What you need to do –
Without the images, output each record below as it stands.

Data listing –
# # # # #

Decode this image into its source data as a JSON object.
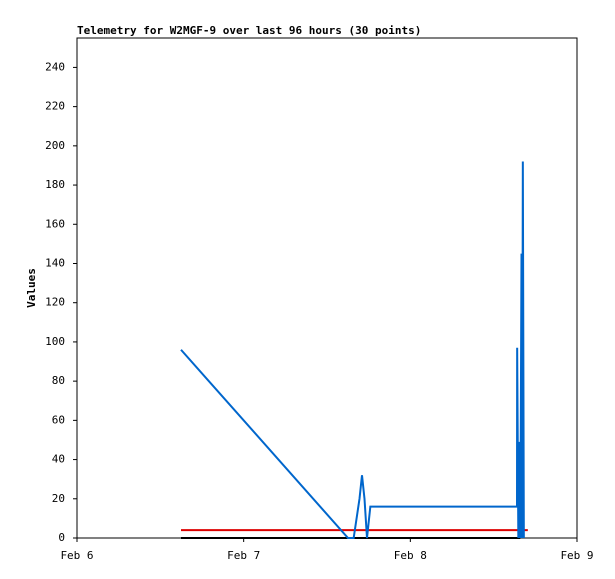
{
  "chart_data": {
    "type": "line",
    "title": "Telemetry for W2MGF-9 over last 96 hours (30 points)",
    "y_label": "Values",
    "xlim": [
      6,
      9
    ],
    "xticks": [
      {
        "value": 6,
        "label": "Feb 6"
      },
      {
        "value": 7,
        "label": "Feb 7"
      },
      {
        "value": 8,
        "label": "Feb 8"
      },
      {
        "value": 9,
        "label": "Feb 9"
      }
    ],
    "ylim": [
      0,
      255
    ],
    "yticks": [
      0,
      20,
      40,
      60,
      80,
      100,
      120,
      140,
      160,
      180,
      200,
      220,
      240
    ],
    "grid": false,
    "series": [
      {
        "color": "#000000",
        "x": [
          6.624,
          8.66
        ],
        "values": [
          0,
          0
        ]
      },
      {
        "color": "#dd0000",
        "x": [
          6.624,
          8.705
        ],
        "values": [
          4,
          4
        ]
      },
      {
        "color": "#0066cc",
        "x": [
          6.624,
          7.626,
          7.66,
          7.695,
          7.71,
          7.725,
          7.74,
          7.76,
          8.64,
          8.641,
          8.648,
          8.655,
          8.66,
          8.667,
          8.671,
          8.675,
          8.681
        ],
        "values": [
          96,
          0,
          0,
          20,
          32,
          20,
          0,
          16,
          16,
          97,
          0,
          49,
          0,
          145,
          0,
          192,
          0
        ]
      }
    ]
  }
}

# # # # #

Full output –
Decode this image into its source data as a JSON object.
{
  "chart_data": {
    "type": "line",
    "title": "Telemetry for W2MGF-9 over last 96 hours (30 points)",
    "y_label": "Values",
    "xlim": [
      6,
      9
    ],
    "xticks": [
      {
        "value": 6,
        "label": "Feb 6"
      },
      {
        "value": 7,
        "label": "Feb 7"
      },
      {
        "value": 8,
        "label": "Feb 8"
      },
      {
        "value": 9,
        "label": "Feb 9"
      }
    ],
    "ylim": [
      0,
      255
    ],
    "yticks": [
      0,
      20,
      40,
      60,
      80,
      100,
      120,
      140,
      160,
      180,
      200,
      220,
      240
    ],
    "grid": false,
    "series": [
      {
        "color": "#000000",
        "x": [
          6.624,
          8.66
        ],
        "values": [
          0,
          0
        ]
      },
      {
        "color": "#dd0000",
        "x": [
          6.624,
          8.705
        ],
        "values": [
          4,
          4
        ]
      },
      {
        "color": "#0066cc",
        "x": [
          6.624,
          7.626,
          7.66,
          7.695,
          7.71,
          7.725,
          7.74,
          7.76,
          8.64,
          8.641,
          8.648,
          8.655,
          8.66,
          8.667,
          8.671,
          8.675,
          8.681
        ],
        "values": [
          96,
          0,
          0,
          20,
          32,
          20,
          0,
          16,
          16,
          97,
          0,
          49,
          0,
          145,
          0,
          192,
          0
        ]
      }
    ]
  }
}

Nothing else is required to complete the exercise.